**DATA SUPPLIED:**
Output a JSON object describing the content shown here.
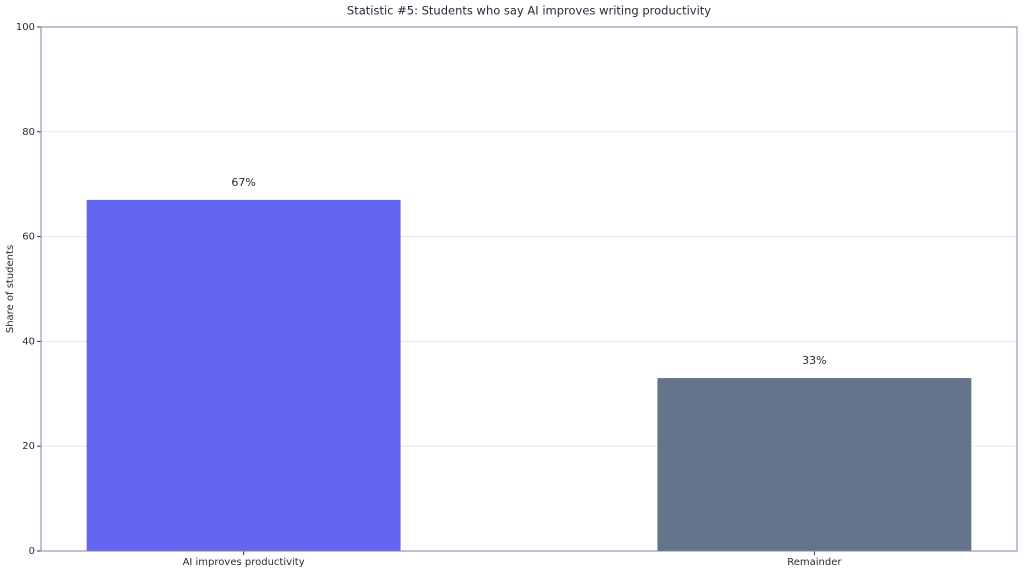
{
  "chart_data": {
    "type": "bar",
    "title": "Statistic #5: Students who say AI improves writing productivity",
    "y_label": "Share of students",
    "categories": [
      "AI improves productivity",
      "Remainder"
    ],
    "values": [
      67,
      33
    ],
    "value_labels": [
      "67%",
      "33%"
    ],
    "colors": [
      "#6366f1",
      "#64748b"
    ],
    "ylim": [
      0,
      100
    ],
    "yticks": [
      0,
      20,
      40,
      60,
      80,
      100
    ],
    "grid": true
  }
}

**YOUR INSTRUCTIONS:**
None of the pictures should appear; repeat the records exactly otherwise.

**RESULT BELOW:**
Output a JSON object describing the content shown here.
{
  "chart_data": {
    "type": "bar",
    "title": "Statistic #5: Students who say AI improves writing productivity",
    "y_label": "Share of students",
    "categories": [
      "AI improves productivity",
      "Remainder"
    ],
    "values": [
      67,
      33
    ],
    "value_labels": [
      "67%",
      "33%"
    ],
    "colors": [
      "#6366f1",
      "#64748b"
    ],
    "ylim": [
      0,
      100
    ],
    "yticks": [
      0,
      20,
      40,
      60,
      80,
      100
    ],
    "grid": true
  }
}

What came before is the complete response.